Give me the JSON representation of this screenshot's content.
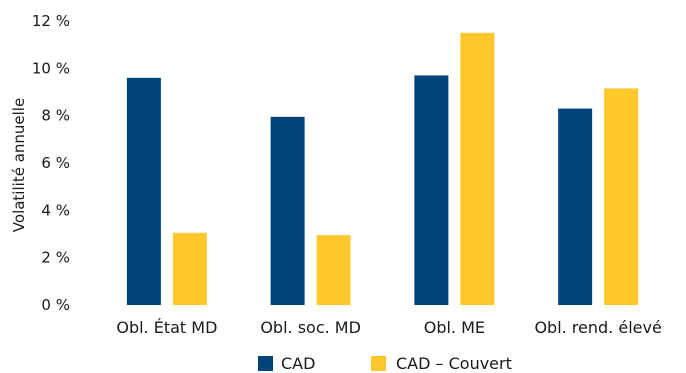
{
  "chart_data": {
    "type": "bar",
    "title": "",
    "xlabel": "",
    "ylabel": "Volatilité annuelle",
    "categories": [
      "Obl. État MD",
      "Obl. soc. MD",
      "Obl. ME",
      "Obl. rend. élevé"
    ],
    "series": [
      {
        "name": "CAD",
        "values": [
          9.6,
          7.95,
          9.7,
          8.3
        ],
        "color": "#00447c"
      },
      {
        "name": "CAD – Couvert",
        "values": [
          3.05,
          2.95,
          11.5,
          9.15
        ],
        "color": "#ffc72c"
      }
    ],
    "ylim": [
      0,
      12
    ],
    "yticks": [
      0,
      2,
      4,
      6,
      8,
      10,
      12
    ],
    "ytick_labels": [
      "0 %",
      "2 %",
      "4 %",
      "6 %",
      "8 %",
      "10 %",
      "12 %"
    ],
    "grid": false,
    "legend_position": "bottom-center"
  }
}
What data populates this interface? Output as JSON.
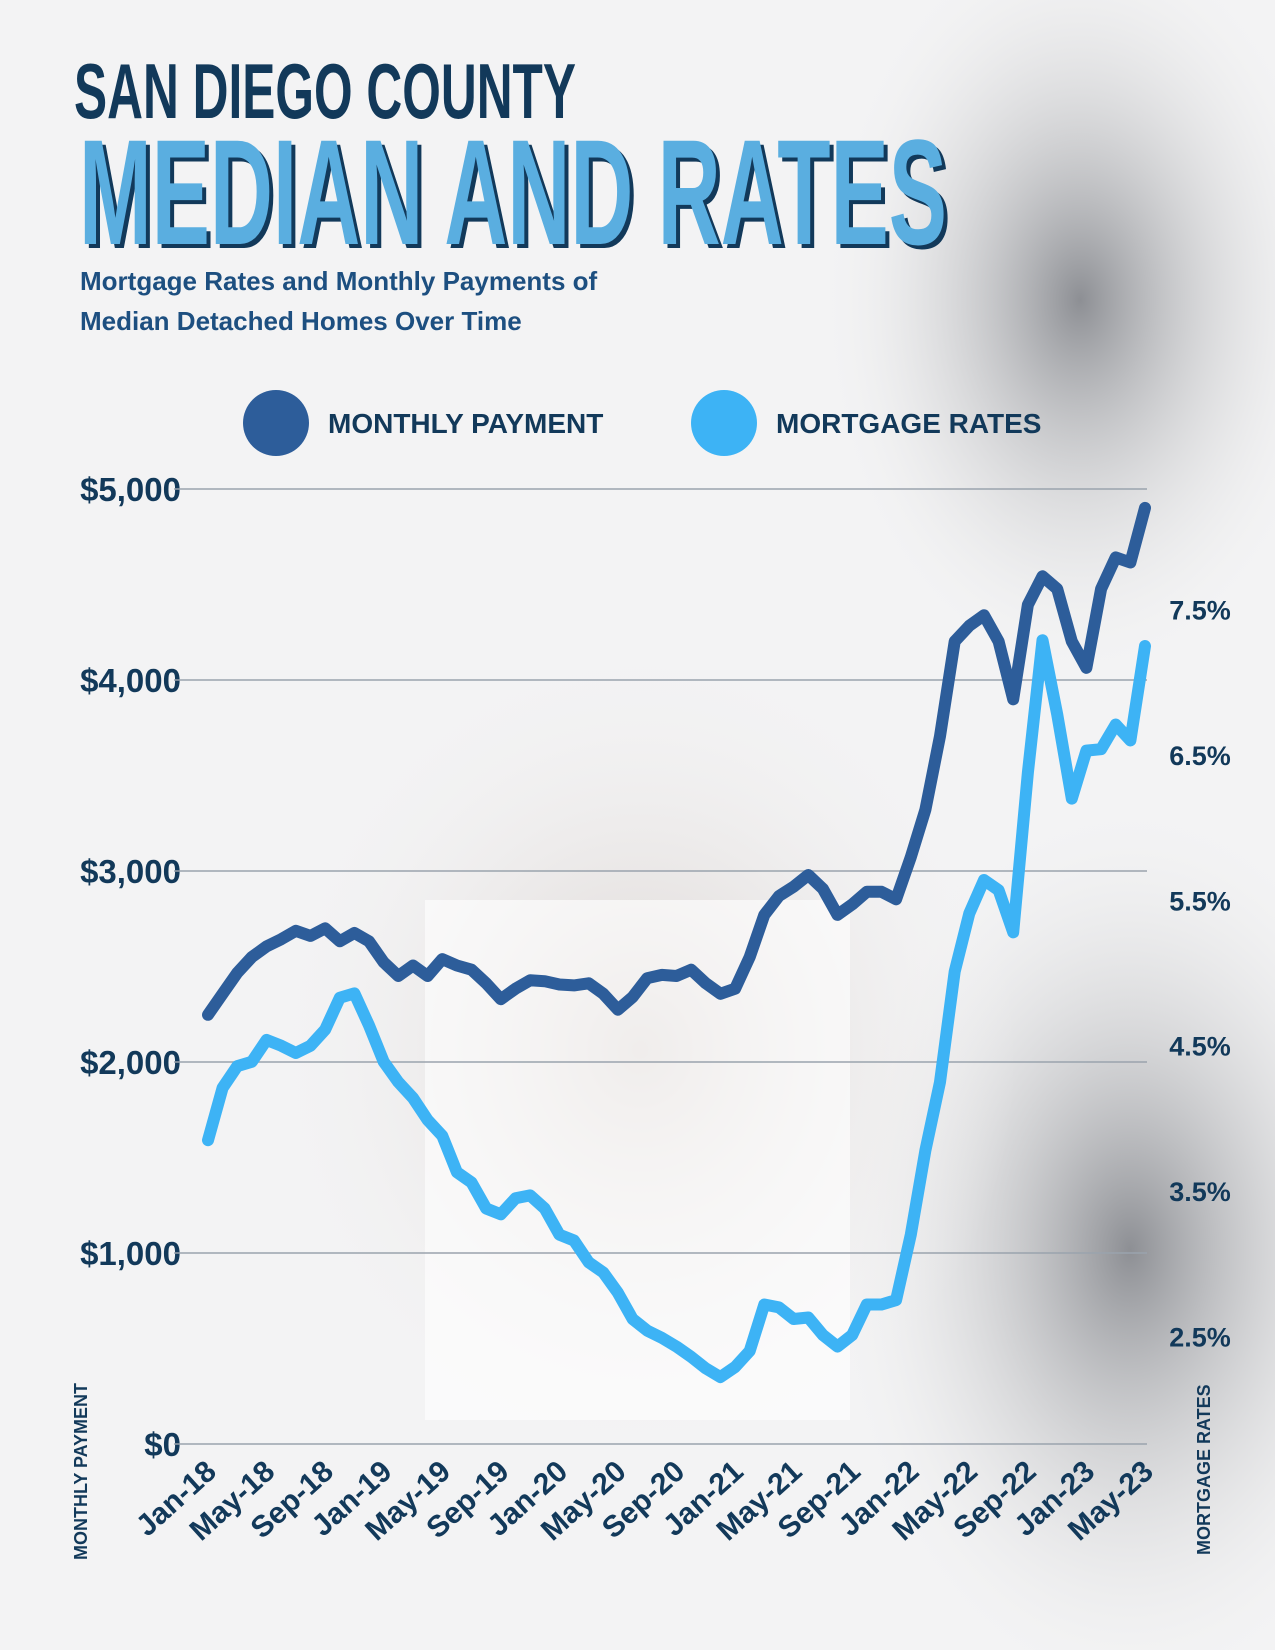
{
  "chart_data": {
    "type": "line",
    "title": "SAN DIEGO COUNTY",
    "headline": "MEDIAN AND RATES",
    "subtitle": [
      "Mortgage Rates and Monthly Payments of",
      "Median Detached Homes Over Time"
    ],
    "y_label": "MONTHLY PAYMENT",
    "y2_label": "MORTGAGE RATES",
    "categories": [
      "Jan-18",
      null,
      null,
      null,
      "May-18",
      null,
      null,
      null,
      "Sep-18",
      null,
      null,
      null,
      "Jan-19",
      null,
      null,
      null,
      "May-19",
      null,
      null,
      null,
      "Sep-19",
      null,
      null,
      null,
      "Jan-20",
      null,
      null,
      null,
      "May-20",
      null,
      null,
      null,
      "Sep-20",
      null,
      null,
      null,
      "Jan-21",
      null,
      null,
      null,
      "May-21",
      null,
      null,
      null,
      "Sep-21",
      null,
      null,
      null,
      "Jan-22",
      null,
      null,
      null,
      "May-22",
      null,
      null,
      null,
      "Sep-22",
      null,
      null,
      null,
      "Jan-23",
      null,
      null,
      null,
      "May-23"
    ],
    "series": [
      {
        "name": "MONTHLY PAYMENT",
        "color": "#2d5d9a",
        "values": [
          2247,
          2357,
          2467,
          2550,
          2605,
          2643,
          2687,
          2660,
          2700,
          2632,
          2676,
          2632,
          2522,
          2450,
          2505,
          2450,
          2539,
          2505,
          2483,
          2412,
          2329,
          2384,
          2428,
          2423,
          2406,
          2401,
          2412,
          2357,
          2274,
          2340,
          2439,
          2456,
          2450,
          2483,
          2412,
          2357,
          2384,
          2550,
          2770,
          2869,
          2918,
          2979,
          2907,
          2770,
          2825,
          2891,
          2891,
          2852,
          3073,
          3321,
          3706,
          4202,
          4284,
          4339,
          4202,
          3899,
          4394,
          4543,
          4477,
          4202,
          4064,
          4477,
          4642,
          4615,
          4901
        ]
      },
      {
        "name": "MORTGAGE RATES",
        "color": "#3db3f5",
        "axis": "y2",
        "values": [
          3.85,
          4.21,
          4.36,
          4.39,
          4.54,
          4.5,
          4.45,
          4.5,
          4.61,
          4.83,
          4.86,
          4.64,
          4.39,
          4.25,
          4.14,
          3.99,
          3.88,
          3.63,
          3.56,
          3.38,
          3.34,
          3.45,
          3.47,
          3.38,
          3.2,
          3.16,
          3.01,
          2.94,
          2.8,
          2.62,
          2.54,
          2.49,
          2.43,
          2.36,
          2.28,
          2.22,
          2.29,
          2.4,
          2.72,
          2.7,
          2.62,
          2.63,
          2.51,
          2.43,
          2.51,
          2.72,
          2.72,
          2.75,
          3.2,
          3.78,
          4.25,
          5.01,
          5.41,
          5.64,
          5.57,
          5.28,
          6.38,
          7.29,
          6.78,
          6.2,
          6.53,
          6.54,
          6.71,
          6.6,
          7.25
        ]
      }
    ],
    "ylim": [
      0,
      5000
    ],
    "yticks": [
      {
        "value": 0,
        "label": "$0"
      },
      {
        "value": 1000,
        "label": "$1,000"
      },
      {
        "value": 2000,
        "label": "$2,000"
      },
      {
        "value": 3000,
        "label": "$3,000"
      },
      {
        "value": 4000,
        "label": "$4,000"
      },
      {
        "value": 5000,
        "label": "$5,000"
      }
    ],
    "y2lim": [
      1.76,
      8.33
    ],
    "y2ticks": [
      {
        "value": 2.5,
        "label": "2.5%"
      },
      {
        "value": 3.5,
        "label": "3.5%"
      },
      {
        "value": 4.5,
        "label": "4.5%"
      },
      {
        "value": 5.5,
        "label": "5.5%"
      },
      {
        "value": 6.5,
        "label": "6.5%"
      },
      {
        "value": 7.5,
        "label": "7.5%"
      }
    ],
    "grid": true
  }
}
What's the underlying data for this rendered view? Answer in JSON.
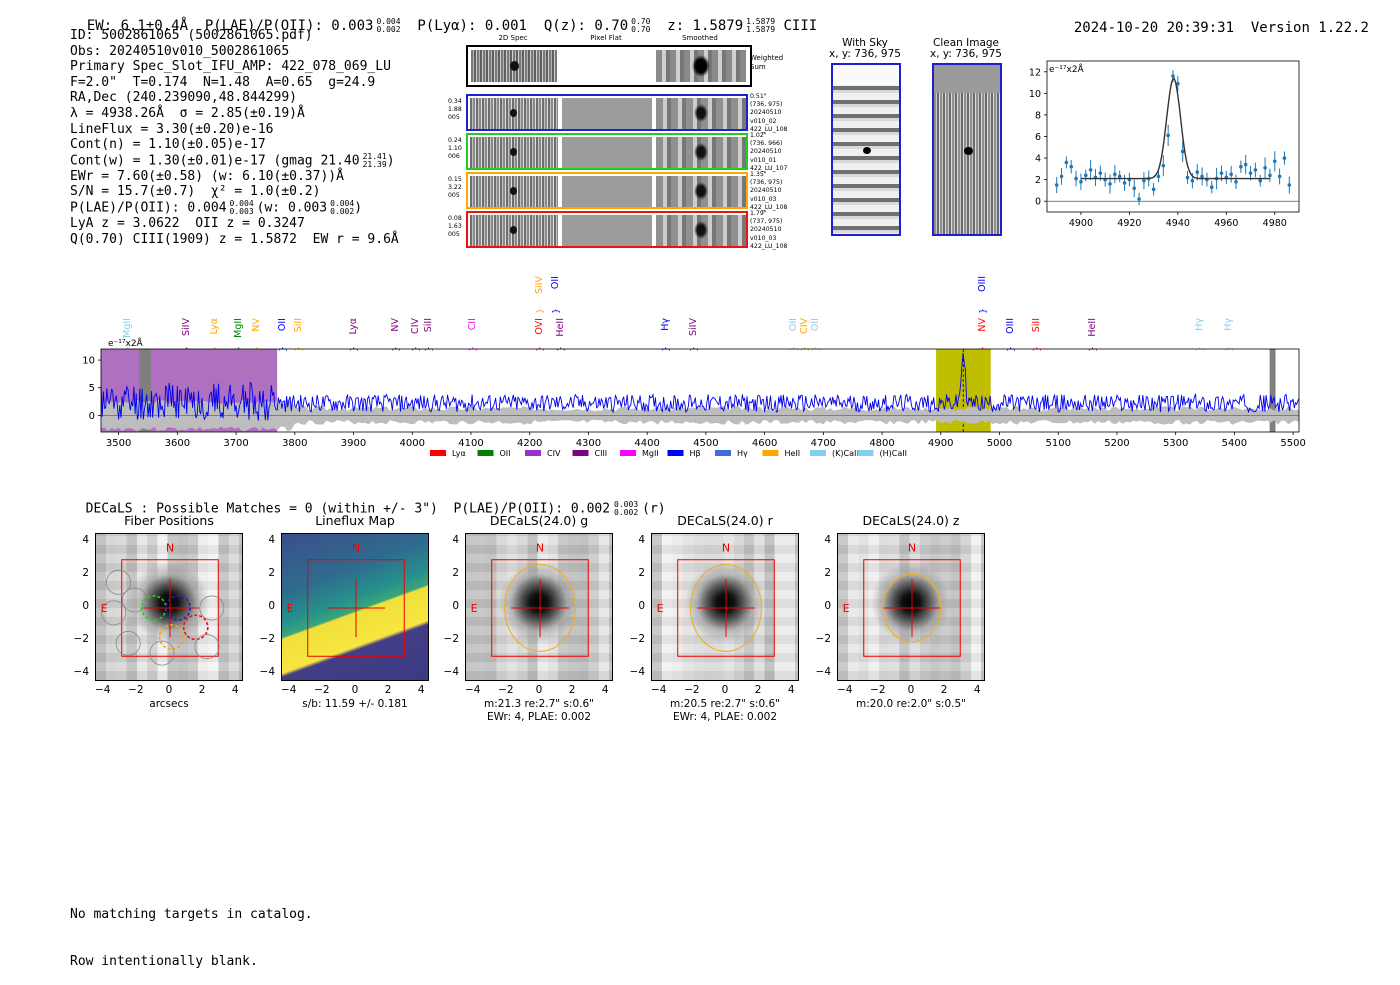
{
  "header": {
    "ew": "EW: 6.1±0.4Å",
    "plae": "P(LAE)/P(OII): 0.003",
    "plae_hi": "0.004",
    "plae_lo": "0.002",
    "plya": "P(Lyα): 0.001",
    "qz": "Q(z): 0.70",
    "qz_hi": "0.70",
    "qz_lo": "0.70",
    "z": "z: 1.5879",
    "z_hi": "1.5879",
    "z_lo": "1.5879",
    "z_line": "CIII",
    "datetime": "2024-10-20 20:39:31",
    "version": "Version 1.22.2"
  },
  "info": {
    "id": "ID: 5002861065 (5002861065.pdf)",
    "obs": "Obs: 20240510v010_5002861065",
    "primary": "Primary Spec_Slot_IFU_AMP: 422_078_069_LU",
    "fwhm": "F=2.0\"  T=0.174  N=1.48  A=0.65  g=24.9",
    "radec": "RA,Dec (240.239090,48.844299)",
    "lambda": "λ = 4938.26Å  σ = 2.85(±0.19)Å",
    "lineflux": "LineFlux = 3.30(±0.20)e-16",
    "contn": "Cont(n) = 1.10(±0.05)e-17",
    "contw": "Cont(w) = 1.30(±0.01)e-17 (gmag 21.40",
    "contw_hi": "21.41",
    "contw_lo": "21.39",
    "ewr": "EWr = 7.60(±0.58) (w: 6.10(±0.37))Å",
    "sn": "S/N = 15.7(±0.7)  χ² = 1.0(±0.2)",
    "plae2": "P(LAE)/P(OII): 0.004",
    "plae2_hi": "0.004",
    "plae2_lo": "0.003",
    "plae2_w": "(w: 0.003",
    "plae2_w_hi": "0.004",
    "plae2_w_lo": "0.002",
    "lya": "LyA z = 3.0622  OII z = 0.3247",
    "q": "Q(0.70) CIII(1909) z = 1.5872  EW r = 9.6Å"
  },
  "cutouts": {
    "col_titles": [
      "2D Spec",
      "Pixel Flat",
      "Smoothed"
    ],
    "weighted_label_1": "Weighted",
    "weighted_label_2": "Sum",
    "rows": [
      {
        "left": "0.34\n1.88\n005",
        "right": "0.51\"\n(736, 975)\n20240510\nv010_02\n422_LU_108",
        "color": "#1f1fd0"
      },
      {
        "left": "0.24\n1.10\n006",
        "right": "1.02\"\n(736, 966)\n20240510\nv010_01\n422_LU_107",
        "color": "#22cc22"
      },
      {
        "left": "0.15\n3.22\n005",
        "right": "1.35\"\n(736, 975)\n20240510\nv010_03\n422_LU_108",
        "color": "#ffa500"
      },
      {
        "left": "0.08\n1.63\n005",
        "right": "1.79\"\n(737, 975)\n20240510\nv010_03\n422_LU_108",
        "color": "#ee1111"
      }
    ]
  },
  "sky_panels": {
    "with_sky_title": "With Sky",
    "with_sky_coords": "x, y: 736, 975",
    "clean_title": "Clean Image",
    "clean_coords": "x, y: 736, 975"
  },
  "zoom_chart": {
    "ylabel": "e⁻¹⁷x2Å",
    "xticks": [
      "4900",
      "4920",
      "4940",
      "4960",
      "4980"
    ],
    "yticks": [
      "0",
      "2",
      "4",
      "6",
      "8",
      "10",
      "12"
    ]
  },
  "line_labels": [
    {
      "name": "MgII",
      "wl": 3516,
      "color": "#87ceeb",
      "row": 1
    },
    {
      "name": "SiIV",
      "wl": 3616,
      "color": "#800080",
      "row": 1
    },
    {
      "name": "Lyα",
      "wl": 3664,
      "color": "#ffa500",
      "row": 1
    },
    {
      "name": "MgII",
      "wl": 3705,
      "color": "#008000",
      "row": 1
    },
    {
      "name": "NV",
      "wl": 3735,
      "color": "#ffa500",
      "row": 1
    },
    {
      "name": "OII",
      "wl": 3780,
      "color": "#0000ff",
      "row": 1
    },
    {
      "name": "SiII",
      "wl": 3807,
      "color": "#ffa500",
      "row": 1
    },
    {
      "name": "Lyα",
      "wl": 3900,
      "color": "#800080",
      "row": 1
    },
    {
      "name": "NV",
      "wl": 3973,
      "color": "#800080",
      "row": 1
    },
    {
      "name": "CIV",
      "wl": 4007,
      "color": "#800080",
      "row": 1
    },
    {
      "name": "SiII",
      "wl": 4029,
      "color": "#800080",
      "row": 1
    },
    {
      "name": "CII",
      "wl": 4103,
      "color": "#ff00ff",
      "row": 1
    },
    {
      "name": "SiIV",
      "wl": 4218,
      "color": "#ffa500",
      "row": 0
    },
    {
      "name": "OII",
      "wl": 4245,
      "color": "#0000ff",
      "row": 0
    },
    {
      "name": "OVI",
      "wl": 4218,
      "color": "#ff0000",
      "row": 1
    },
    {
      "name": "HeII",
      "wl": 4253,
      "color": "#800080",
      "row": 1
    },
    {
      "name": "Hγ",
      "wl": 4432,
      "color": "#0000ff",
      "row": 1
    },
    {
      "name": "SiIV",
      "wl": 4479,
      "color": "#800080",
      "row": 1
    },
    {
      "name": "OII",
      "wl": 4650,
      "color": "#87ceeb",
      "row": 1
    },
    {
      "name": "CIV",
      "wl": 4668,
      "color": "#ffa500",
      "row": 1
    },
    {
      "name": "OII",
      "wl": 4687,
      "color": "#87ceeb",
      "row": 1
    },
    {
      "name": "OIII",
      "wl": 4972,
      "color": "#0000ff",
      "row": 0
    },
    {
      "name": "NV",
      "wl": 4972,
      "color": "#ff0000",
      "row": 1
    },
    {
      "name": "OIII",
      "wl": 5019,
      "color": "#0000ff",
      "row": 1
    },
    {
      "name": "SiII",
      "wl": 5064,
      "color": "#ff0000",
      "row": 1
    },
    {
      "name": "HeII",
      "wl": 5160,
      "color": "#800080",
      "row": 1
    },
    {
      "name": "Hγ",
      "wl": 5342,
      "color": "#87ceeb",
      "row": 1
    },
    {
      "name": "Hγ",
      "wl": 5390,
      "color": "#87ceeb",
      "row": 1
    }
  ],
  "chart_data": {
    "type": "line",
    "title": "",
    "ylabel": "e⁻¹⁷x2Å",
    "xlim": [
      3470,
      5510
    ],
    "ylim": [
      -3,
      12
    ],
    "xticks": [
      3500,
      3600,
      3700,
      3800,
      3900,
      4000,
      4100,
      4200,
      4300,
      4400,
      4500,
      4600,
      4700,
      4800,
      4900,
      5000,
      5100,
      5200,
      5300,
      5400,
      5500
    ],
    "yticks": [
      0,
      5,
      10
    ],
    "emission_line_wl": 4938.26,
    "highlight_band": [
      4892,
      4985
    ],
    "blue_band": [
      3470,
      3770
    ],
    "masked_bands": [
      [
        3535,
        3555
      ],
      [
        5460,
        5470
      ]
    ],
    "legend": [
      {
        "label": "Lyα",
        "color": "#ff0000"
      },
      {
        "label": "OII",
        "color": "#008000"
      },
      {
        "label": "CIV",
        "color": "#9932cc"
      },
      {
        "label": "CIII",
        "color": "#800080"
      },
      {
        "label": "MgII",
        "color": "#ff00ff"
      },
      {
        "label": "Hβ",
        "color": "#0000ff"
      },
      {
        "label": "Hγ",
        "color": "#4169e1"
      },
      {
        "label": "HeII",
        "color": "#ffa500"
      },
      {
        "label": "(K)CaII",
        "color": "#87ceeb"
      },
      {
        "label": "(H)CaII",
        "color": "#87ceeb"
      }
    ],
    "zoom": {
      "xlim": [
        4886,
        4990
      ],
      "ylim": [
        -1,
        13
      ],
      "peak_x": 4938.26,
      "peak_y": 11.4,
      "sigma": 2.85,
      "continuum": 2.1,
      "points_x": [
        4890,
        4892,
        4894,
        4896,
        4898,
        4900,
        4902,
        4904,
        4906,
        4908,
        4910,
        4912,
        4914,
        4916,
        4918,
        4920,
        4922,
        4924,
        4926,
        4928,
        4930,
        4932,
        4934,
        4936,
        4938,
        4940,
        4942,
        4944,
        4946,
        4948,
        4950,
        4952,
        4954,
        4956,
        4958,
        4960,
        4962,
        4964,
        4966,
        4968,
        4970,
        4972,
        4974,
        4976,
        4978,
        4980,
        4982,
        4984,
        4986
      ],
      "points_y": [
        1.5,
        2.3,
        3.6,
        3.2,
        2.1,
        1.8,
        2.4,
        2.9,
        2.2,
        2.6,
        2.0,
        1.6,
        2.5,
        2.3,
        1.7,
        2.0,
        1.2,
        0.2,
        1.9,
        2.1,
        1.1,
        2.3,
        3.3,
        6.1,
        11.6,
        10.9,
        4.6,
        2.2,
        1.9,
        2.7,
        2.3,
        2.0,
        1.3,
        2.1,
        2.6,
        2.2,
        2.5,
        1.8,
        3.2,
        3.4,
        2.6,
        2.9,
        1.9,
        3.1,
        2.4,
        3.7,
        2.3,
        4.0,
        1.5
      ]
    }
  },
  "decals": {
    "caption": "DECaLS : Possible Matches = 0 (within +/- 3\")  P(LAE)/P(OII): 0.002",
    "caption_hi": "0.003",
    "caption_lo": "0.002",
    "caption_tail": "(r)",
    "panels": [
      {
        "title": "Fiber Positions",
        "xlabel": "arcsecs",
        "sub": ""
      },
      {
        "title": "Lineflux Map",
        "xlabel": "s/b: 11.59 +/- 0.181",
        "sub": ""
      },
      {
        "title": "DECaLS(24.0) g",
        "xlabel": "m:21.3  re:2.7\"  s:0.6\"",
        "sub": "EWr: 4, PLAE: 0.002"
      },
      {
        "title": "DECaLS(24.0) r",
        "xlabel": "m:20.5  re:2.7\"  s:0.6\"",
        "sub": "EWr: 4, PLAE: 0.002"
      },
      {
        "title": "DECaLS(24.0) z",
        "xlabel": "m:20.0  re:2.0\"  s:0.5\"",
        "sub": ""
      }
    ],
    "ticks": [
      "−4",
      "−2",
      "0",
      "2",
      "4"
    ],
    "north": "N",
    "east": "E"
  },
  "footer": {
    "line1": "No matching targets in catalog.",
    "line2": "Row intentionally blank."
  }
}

----

Track down the lines that include the word "CIII" and copy them.

    "z_line": "CIII",
    "q": "Q(0.70) CIII(1909) z = 1.5872  EW r = 9.6Å"
        "label": "CIII",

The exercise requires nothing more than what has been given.